» AIM OF THE TASK
Reproduce the listing below character for character; drop every image.

-- begin DATA LISTING --

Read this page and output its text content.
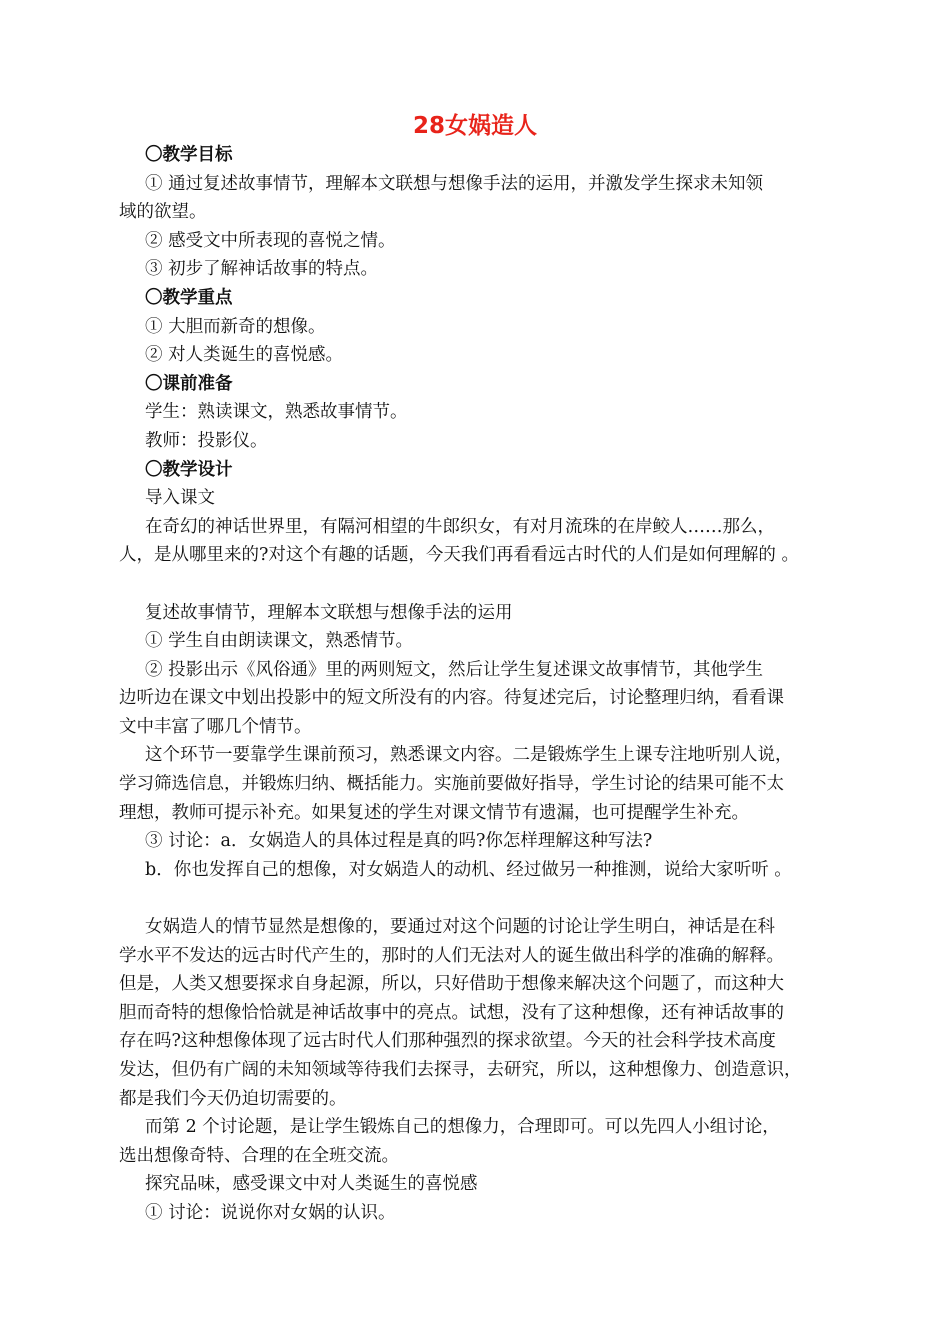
28女娲造人

〇教学目标

① 通过复述故事情节，理解本文联想与想像手法的运用，并激发学生探求未知领

域的欲望。

② 感受文中所表现的喜悦之情。

③ 初步了解神话故事的特点。

〇教学重点

① 大胆而新奇的想像。

② 对人类诞生的喜悦感。

〇课前准备

学生：熟读课文，熟悉故事情节。

教师：投影仪。

〇教学设计

导入课文

在奇幻的神话世界里，有隔河相望的牛郎织女，有对月流珠的在岸鲛人……那么，

人，是从哪里来的?对这个有趣的话题，今天我们再看看远古时代的人们是如何理解的 。

复述故事情节，理解本文联想与想像手法的运用

① 学生自由朗读课文，熟悉情节。

② 投影出示《风俗通》里的两则短文，然后让学生复述课文故事情节，其他学生

边听边在课文中划出投影中的短文所没有的内容。待复述完后，讨论整理归纳，看看课

文中丰富了哪几个情节。

这个环节一要靠学生课前预习，熟悉课文内容。二是锻炼学生上课专注地听别人说，

学习筛选信息，并锻炼归纳、概括能力。实施前要做好指导，学生讨论的结果可能不太

理想，教师可提示补充。如果复述的学生对课文情节有遗漏，也可提醒学生补充。

③ 讨论：a．女娲造人的具体过程是真的吗?你怎样理解这种写法?

b．你也发挥自己的想像，对女娲造人的动机、经过做另一种推测，说给大家听听 。

女娲造人的情节显然是想像的，要通过对这个问题的讨论让学生明白，神话是在科

学水平不发达的远古时代产生的，那时的人们无法对人的诞生做出科学的准确的解释。

但是，人类又想要探求自身起源，所以，只好借助于想像来解决这个问题了，而这种大

胆而奇特的想像恰恰就是神话故事中的亮点。试想，没有了这种想像，还有神话故事的

存在吗?这种想像体现了远古时代人们那种强烈的探求欲望。今天的社会科学技术高度

发达，但仍有广阔的未知领域等待我们去探寻，去研究，所以，这种想像力、创造意识，

都是我们今天仍迫切需要的。

而第 2 个讨论题，是让学生锻炼自己的想像力，合理即可。可以先四人小组讨论，

选出想像奇特、合理的在全班交流。

探究品味，感受课文中对人类诞生的喜悦感

① 讨论：说说你对女娲的认识。
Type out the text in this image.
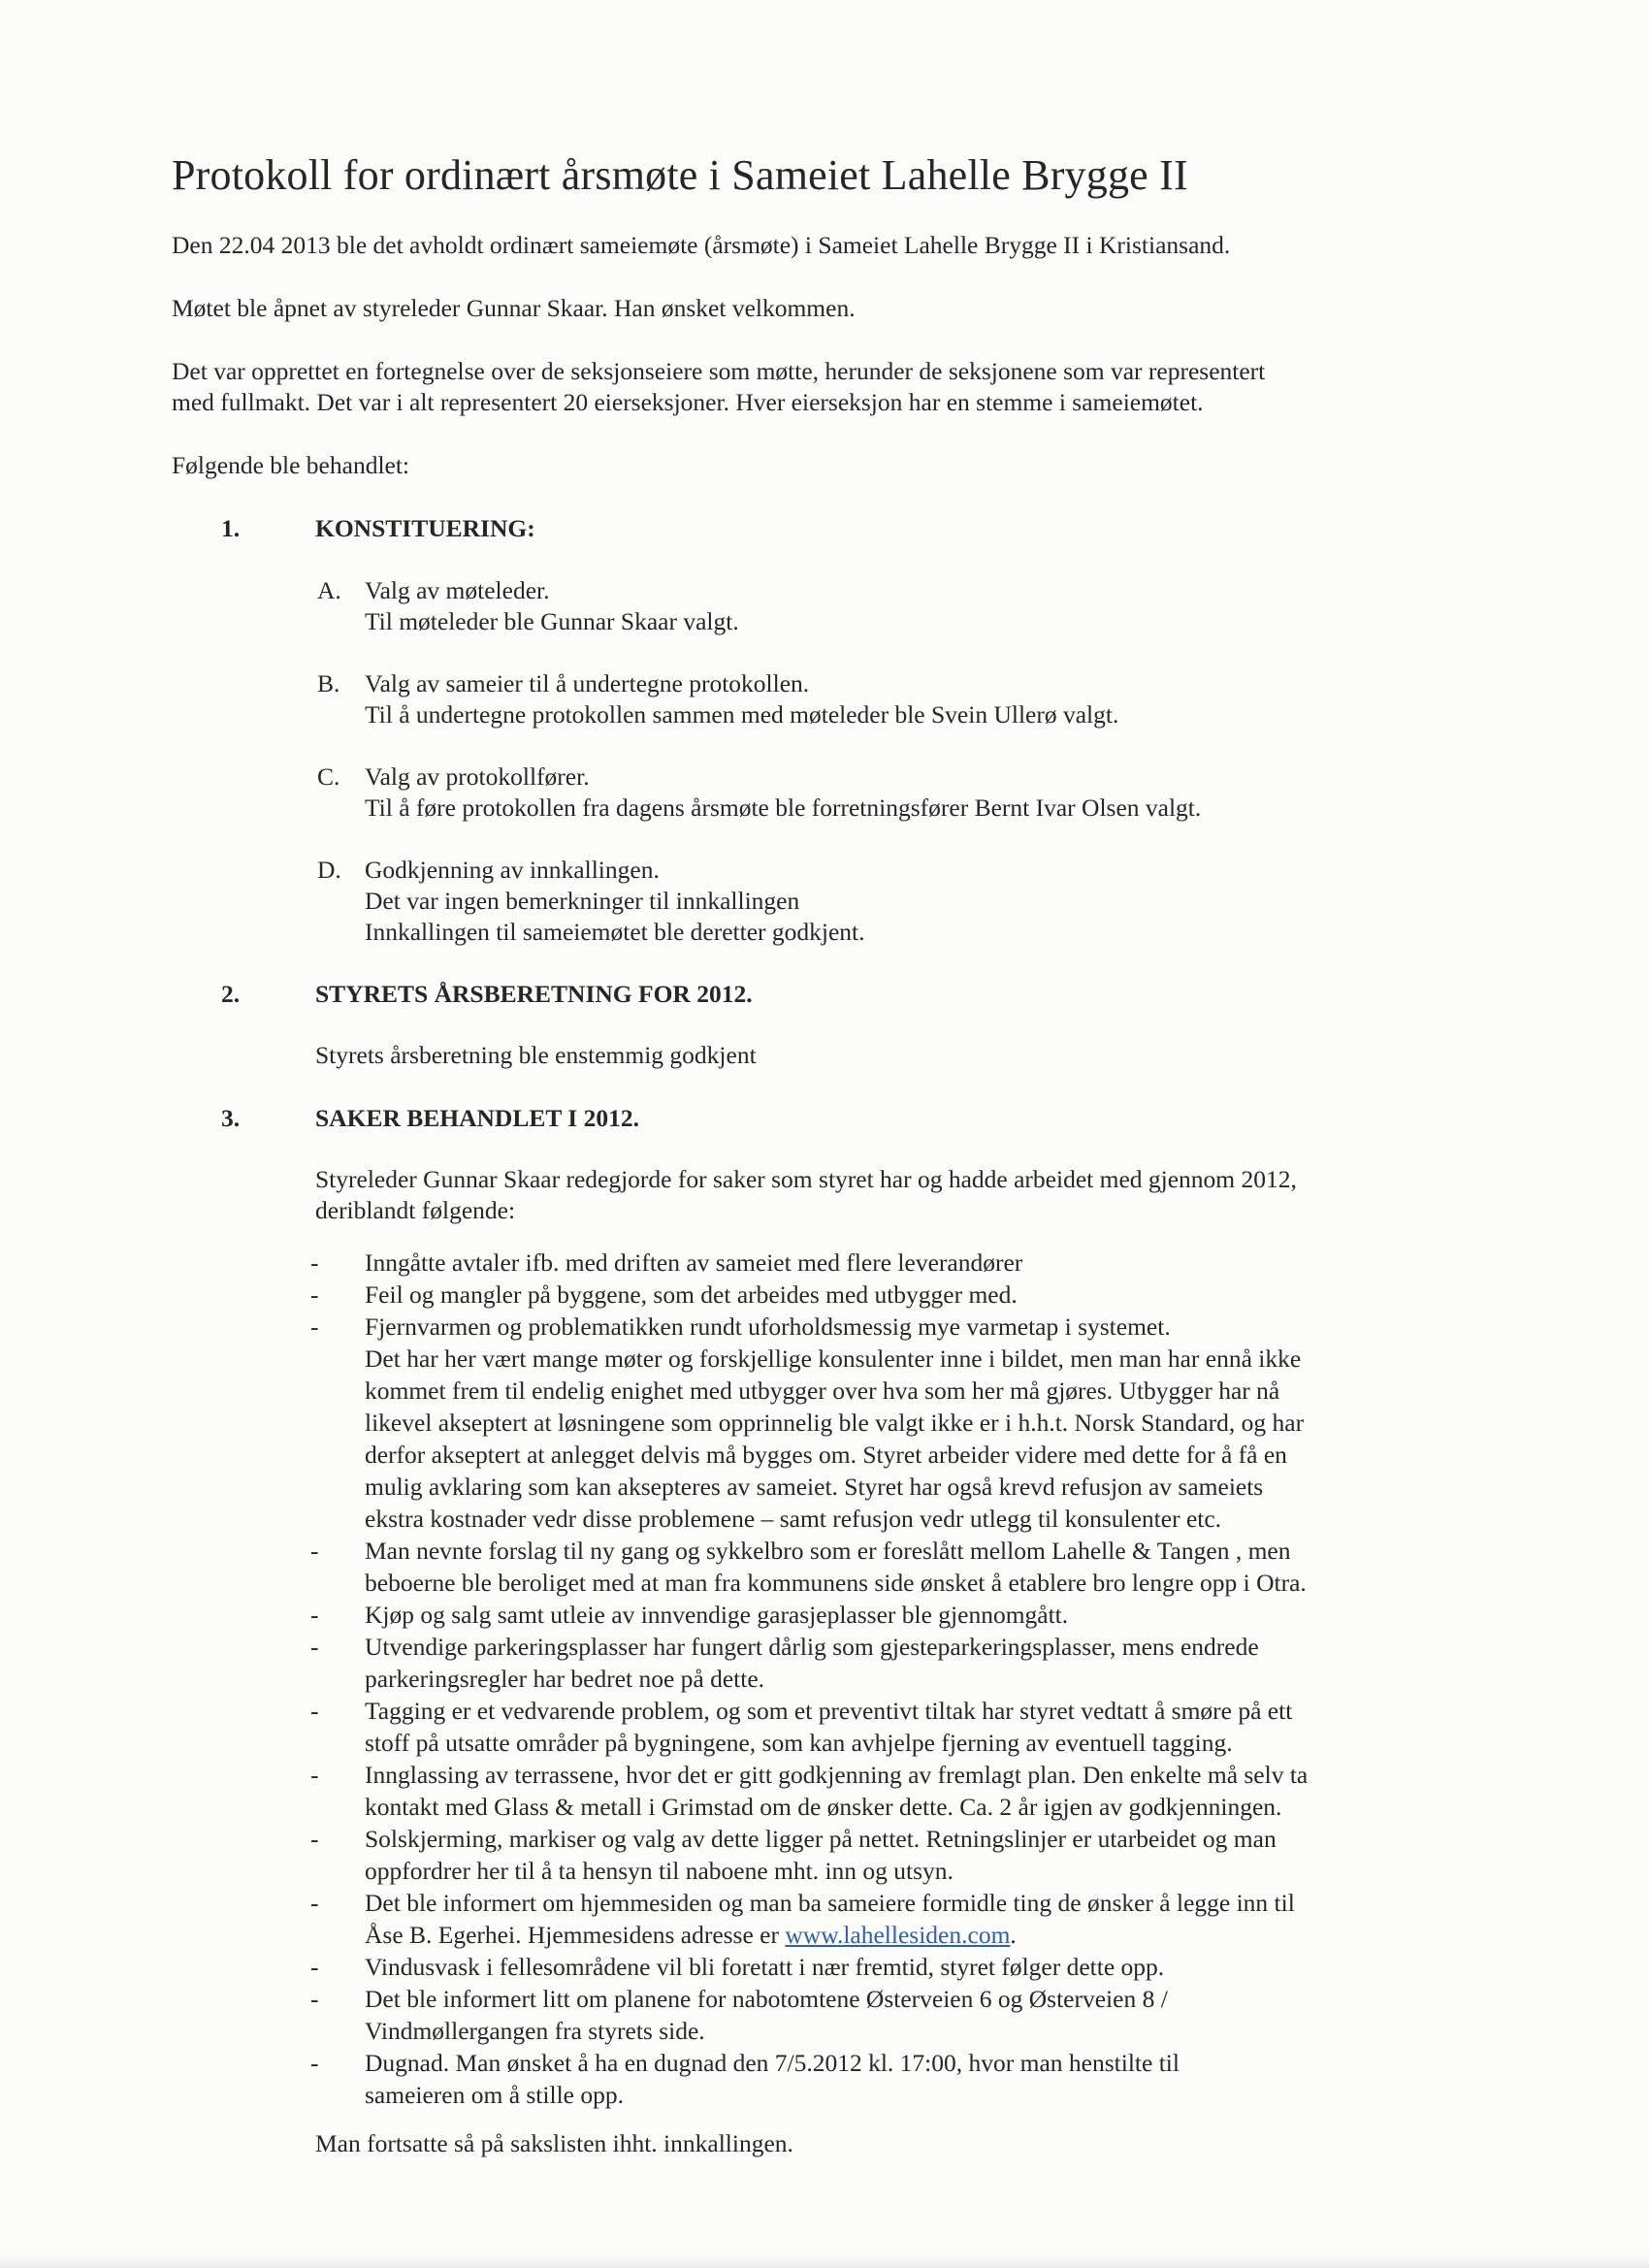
Protokoll for ordinært årsmøte i Sameiet Lahelle Brygge II
Den 22.04 2013 ble det avholdt ordinært sameiemøte (årsmøte) i Sameiet Lahelle Brygge II i Kristiansand.
Møtet ble åpnet av styreleder Gunnar Skaar. Han ønsket velkommen.
Det var opprettet en fortegnelse over de seksjonseiere som møtte, herunder de seksjonene som var representert
med fullmakt. Det var i alt representert 20 eierseksjoner. Hver eierseksjon har en stemme i sameiemøtet.
Følgende ble behandlet:
1.	KONSTITUERING:
A. Valg av møteleder.
Til møteleder ble Gunnar Skaar valgt.
B. Valg av sameier til å undertegne protokollen.
Til å undertegne protokollen sammen med møteleder ble Svein Ullerø valgt.
C. Valg av protokollfører.
Til å føre protokollen fra dagens årsmøte ble forretningsfører Bernt Ivar Olsen valgt.
D. Godkjenning av innkallingen.
Det var ingen bemerkninger til innkallingen
Innkallingen til sameiemøtet ble deretter godkjent.
2.	STYRETS ÅRSBERETNING FOR 2012.
Styrets årsberetning ble enstemmig godkjent
3.	SAKER BEHANDLET I 2012.
Styreleder Gunnar Skaar redegjorde for saker som styret har og hadde arbeidet med gjennom 2012,
deriblandt følgende:
- Inngåtte avtaler ifb. med driften av sameiet med flere leverandører
- Feil og mangler på byggene, som det arbeides med utbygger med.
- Fjernvarmen og problematikken rundt uforholdsmessig mye varmetap i systemet.
Det har her vært mange møter og forskjellige konsulenter inne i bildet, men man har ennå ikke
kommet frem til endelig enighet med utbygger over hva som her må gjøres. Utbygger har nå
likevel akseptert at løsningene som opprinnelig ble valgt ikke er i h.h.t. Norsk Standard, og har
derfor akseptert at anlegget delvis må bygges om. Styret arbeider videre med dette for å få en
mulig avklaring som kan aksepteres av sameiet. Styret har også krevd refusjon av sameiets
ekstra kostnader vedr disse problemene – samt refusjon vedr utlegg til konsulenter etc.
- Man nevnte forslag til ny gang og sykkelbro som er foreslått mellom Lahelle & Tangen , men
beboerne ble beroliget med at man fra kommunens side ønsket å etablere bro lengre opp i Otra.
- Kjøp og salg samt utleie av innvendige garasjeplasser ble gjennomgått.
- Utvendige parkeringsplasser har fungert dårlig som gjesteparkeringsplasser, mens endrede
parkeringsregler har bedret noe på dette.
- Tagging er et vedvarende problem, og som et preventivt tiltak har styret vedtatt å smøre på ett
stoff på utsatte områder på bygningene, som kan avhjelpe fjerning av eventuell tagging.
- Innglassing av terrassene, hvor det er gitt godkjenning av fremlagt plan. Den enkelte må selv ta
kontakt med Glass & metall i Grimstad om de ønsker dette. Ca. 2 år igjen av godkjenningen.
- Solskjerming, markiser og valg av dette ligger på nettet. Retningslinjer er utarbeidet og man
oppfordrer her til å ta hensyn til naboene mht. inn og utsyn.
- Det ble informert om hjemmesiden og man ba sameiere formidle ting de ønsker å legge inn til
Åse B. Egerhei. Hjemmesidens adresse er www.lahellesiden.com.
- Vindusvask i fellesområdene vil bli foretatt i nær fremtid, styret følger dette opp.
- Det ble informert litt om planene for nabotomtene Østerveien 6 og Østerveien 8 /
Vindmøllergangen fra styrets side.
- Dugnad. Man ønsket å ha en dugnad den 7/5.2012 kl. 17:00, hvor man henstilte til
sameieren om å stille opp.
Man fortsatte så på sakslisten ihht. innkallingen.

-- end DATA LISTING --

» WRITTEN ANSWER
Read this page and output its text content.
28女娲造人

〇教学目标

① 通过复述故事情节，理解本文联想与想像手法的运用，并激发学生探求未知领

域的欲望。

② 感受文中所表现的喜悦之情。

③ 初步了解神话故事的特点。

〇教学重点

① 大胆而新奇的想像。

② 对人类诞生的喜悦感。

〇课前准备

学生：熟读课文，熟悉故事情节。

教师：投影仪。

〇教学设计

导入课文

在奇幻的神话世界里，有隔河相望的牛郎织女，有对月流珠的在岸鲛人……那么，

人，是从哪里来的?对这个有趣的话题，今天我们再看看远古时代的人们是如何理解的 。

复述故事情节，理解本文联想与想像手法的运用

① 学生自由朗读课文，熟悉情节。

② 投影出示《风俗通》里的两则短文，然后让学生复述课文故事情节，其他学生

边听边在课文中划出投影中的短文所没有的内容。待复述完后，讨论整理归纳，看看课

文中丰富了哪几个情节。

这个环节一要靠学生课前预习，熟悉课文内容。二是锻炼学生上课专注地听别人说，

学习筛选信息，并锻炼归纳、概括能力。实施前要做好指导，学生讨论的结果可能不太

理想，教师可提示补充。如果复述的学生对课文情节有遗漏，也可提醒学生补充。

③ 讨论：a．女娲造人的具体过程是真的吗?你怎样理解这种写法?

b．你也发挥自己的想像，对女娲造人的动机、经过做另一种推测，说给大家听听 。

女娲造人的情节显然是想像的，要通过对这个问题的讨论让学生明白，神话是在科

学水平不发达的远古时代产生的，那时的人们无法对人的诞生做出科学的准确的解释。

但是，人类又想要探求自身起源，所以，只好借助于想像来解决这个问题了，而这种大

胆而奇特的想像恰恰就是神话故事中的亮点。试想，没有了这种想像，还有神话故事的

存在吗?这种想像体现了远古时代人们那种强烈的探求欲望。今天的社会科学技术高度

发达，但仍有广阔的未知领域等待我们去探寻，去研究，所以，这种想像力、创造意识，

都是我们今天仍迫切需要的。

而第 2 个讨论题，是让学生锻炼自己的想像力，合理即可。可以先四人小组讨论，

选出想像奇特、合理的在全班交流。

探究品味，感受课文中对人类诞生的喜悦感

① 讨论：说说你对女娲的认识。
Type out the text in this image.
Protokoll for ordinært årsmøte i Sameiet Lahelle Brygge II
Den 22.04 2013 ble det avholdt ordinært sameiemøte (årsmøte) i Sameiet Lahelle Brygge II i Kristiansand.
Møtet ble åpnet av styreleder Gunnar Skaar. Han ønsket velkommen.
Det var opprettet en fortegnelse over de seksjonseiere som møtte, herunder de seksjonene som var representert
med fullmakt. Det var i alt representert 20 eierseksjoner. Hver eierseksjon har en stemme i sameiemøtet.
Følgende ble behandlet:
1.	KONSTITUERING:
A. Valg av møteleder.
Til møteleder ble Gunnar Skaar valgt.
B. Valg av sameier til å undertegne protokollen.
Til å undertegne protokollen sammen med møteleder ble Svein Ullerø valgt.
C. Valg av protokollfører.
Til å føre protokollen fra dagens årsmøte ble forretningsfører Bernt Ivar Olsen valgt.
D. Godkjenning av innkallingen.
Det var ingen bemerkninger til innkallingen
Innkallingen til sameiemøtet ble deretter godkjent.
2.	STYRETS ÅRSBERETNING FOR 2012.
Styrets årsberetning ble enstemmig godkjent
3.	SAKER BEHANDLET I 2012.
Styreleder Gunnar Skaar redegjorde for saker som styret har og hadde arbeidet med gjennom 2012,
deriblandt følgende:
- Inngåtte avtaler ifb. med driften av sameiet med flere leverandører
- Feil og mangler på byggene, som det arbeides med utbygger med.
- Fjernvarmen og problematikken rundt uforholdsmessig mye varmetap i systemet.
Det har her vært mange møter og forskjellige konsulenter inne i bildet, men man har ennå ikke
kommet frem til endelig enighet med utbygger over hva som her må gjøres. Utbygger har nå
likevel akseptert at løsningene som opprinnelig ble valgt ikke er i h.h.t. Norsk Standard, og har
derfor akseptert at anlegget delvis må bygges om. Styret arbeider videre med dette for å få en
mulig avklaring som kan aksepteres av sameiet. Styret har også krevd refusjon av sameiets
ekstra kostnader vedr disse problemene – samt refusjon vedr utlegg til konsulenter etc.
- Man nevnte forslag til ny gang og sykkelbro som er foreslått mellom Lahelle & Tangen , men
beboerne ble beroliget med at man fra kommunens side ønsket å etablere bro lengre opp i Otra.
- Kjøp og salg samt utleie av innvendige garasjeplasser ble gjennomgått.
- Utvendige parkeringsplasser har fungert dårlig som gjesteparkeringsplasser, mens endrede
parkeringsregler har bedret noe på dette.
- Tagging er et vedvarende problem, og som et preventivt tiltak har styret vedtatt å smøre på ett
stoff på utsatte områder på bygningene, som kan avhjelpe fjerning av eventuell tagging.
- Innglassing av terrassene, hvor det er gitt godkjenning av fremlagt plan. Den enkelte må selv ta
kontakt med Glass & metall i Grimstad om de ønsker dette. Ca. 2 år igjen av godkjenningen.
- Solskjerming, markiser og valg av dette ligger på nettet. Retningslinjer er utarbeidet og man
oppfordrer her til å ta hensyn til naboene mht. inn og utsyn.
- Det ble informert om hjemmesiden og man ba sameiere formidle ting de ønsker å legge inn til
Åse B. Egerhei. Hjemmesidens adresse er www.lahellesiden.com.
- Vindusvask i fellesområdene vil bli foretatt i nær fremtid, styret følger dette opp.
- Det ble informert litt om planene for nabotomtene Østerveien 6 og Østerveien 8 /
Vindmøllergangen fra styrets side.
- Dugnad. Man ønsket å ha en dugnad den 7/5.2012 kl. 17:00, hvor man henstilte til
sameieren om å stille opp.
Man fortsatte så på sakslisten ihht. innkallingen.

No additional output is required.